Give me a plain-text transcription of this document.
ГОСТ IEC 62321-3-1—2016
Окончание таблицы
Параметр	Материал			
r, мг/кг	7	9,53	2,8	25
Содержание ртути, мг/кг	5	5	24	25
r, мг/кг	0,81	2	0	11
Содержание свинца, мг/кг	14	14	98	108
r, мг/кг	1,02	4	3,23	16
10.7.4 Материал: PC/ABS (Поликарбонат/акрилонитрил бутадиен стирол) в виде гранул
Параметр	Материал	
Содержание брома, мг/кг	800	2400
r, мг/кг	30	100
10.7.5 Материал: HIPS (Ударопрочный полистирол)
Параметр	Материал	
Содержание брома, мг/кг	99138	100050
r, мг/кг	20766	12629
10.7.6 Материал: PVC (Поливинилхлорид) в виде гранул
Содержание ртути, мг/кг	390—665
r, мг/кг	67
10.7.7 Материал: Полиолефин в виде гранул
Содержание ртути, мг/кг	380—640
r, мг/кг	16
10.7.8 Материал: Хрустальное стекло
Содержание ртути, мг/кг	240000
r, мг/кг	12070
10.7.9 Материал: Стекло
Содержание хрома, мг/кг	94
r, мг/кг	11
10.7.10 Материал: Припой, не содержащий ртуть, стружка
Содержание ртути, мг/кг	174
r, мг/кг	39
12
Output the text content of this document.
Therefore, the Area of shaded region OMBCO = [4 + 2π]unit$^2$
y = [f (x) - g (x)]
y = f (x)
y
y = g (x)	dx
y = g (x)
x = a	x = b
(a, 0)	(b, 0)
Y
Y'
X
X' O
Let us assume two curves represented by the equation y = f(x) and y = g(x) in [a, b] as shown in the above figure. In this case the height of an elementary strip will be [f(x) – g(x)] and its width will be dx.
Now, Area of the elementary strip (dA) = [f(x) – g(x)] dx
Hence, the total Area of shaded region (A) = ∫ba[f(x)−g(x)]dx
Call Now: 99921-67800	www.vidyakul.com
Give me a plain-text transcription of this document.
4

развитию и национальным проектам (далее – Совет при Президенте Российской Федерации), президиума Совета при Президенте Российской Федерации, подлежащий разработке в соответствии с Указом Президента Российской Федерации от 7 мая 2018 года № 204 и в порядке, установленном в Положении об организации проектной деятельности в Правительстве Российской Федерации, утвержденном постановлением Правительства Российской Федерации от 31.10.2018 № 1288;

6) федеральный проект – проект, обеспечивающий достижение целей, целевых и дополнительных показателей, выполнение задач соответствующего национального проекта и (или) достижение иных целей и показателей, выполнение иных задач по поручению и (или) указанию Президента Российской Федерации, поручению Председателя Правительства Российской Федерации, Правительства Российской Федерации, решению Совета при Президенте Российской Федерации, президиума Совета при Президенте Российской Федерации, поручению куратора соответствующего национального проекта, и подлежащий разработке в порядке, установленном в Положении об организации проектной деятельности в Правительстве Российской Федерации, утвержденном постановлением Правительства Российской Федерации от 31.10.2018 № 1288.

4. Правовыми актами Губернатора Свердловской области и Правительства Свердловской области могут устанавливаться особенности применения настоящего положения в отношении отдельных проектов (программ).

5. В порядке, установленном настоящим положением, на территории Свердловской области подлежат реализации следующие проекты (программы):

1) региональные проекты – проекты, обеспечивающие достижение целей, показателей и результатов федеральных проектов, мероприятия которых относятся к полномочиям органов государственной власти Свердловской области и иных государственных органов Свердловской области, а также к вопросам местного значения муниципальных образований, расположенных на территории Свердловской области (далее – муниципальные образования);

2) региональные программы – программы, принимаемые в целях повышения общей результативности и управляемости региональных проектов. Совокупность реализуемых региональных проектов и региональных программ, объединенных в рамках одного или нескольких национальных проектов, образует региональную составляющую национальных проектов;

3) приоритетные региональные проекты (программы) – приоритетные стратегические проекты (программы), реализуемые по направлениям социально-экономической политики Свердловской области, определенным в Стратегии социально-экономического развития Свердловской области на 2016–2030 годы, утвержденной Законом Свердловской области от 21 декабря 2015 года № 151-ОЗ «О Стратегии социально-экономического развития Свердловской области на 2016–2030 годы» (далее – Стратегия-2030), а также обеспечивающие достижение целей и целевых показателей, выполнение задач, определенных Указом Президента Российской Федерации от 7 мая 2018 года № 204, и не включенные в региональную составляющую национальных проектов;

#### STATED PROBLEM
Find every line that has "территории" in it, then return those lines.

#### RESPONSE
5. В порядке, установленном настоящим положением, на территории Свердловской области подлежат реализации следующие проекты (программы):
1) региональные проекты – проекты, обеспечивающие достижение целей, показателей и результатов федеральных проектов, мероприятия которых относятся к полномочиям органов государственной власти Свердловской области и иных государственных органов Свердловской области, а также к вопросам местного значения муниципальных образований, расположенных на территории Свердловской области (далее – муниципальные образования);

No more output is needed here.